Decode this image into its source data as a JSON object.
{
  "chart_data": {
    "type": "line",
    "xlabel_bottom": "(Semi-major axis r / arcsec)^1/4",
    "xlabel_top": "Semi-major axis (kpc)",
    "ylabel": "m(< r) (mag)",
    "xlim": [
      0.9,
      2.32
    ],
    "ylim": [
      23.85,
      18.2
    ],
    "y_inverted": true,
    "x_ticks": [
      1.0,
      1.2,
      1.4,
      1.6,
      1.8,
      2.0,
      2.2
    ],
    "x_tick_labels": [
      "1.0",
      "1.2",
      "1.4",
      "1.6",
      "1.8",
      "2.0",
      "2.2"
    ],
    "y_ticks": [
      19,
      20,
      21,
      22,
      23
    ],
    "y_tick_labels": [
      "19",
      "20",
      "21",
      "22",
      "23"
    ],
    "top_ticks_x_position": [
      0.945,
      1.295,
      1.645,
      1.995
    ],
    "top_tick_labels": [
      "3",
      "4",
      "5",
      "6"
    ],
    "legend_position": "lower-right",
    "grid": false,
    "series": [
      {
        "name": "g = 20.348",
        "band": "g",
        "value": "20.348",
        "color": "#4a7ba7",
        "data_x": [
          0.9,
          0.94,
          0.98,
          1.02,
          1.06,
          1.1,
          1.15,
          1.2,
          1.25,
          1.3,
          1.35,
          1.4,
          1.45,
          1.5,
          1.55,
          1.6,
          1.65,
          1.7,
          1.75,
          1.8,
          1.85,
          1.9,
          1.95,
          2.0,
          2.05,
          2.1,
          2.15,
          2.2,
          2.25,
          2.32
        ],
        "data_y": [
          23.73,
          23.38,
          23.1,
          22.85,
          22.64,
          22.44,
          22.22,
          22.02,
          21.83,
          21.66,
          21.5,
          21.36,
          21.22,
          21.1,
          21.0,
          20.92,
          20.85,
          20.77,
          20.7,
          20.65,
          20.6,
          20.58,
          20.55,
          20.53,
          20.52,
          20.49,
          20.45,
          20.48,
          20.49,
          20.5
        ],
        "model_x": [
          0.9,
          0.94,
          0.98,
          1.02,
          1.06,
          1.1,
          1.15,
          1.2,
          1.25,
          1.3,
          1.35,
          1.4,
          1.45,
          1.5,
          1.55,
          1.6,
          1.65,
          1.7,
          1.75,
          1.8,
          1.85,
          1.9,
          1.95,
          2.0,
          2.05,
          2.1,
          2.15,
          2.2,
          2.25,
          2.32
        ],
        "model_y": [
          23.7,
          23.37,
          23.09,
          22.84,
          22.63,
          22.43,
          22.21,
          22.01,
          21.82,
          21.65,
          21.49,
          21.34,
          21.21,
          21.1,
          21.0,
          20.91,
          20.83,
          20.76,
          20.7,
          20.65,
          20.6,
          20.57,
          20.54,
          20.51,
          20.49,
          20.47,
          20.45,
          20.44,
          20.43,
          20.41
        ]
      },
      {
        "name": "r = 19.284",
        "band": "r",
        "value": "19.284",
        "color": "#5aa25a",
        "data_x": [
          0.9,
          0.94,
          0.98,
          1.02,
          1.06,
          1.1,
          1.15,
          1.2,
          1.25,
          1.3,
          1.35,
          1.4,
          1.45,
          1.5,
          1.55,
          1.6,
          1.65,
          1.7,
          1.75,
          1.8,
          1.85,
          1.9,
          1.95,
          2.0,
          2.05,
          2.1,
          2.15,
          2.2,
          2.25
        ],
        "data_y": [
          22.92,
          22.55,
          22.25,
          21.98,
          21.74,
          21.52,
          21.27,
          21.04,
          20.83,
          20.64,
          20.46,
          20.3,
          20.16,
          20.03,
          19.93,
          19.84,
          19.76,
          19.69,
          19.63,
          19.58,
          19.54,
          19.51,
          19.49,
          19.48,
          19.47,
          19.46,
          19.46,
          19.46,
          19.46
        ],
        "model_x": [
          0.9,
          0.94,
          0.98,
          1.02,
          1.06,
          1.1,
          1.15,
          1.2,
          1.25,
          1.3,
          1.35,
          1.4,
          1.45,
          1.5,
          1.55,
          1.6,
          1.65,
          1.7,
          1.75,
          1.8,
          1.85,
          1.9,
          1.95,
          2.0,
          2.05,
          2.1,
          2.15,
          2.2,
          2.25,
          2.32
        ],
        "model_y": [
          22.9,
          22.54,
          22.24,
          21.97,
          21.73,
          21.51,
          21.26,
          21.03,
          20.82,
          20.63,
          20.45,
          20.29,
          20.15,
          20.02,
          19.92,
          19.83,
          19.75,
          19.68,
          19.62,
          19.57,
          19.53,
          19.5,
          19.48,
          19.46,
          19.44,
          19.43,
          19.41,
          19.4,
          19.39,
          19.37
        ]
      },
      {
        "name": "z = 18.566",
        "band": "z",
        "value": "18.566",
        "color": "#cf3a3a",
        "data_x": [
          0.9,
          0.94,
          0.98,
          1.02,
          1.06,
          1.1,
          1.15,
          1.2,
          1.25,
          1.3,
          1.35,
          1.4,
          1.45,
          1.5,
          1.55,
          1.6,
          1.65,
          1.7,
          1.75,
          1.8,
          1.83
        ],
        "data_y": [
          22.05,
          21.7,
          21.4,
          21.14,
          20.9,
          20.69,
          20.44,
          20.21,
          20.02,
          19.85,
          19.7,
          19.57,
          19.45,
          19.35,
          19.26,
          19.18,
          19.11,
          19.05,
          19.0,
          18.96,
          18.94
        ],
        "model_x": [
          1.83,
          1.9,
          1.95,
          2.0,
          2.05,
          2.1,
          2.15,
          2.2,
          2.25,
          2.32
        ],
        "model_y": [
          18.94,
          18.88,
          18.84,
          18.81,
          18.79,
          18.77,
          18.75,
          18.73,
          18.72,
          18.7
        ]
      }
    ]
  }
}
::::::
What you should do:
Identify how many lines in the entries above include the string "value", then state that number alone.

Solution:
3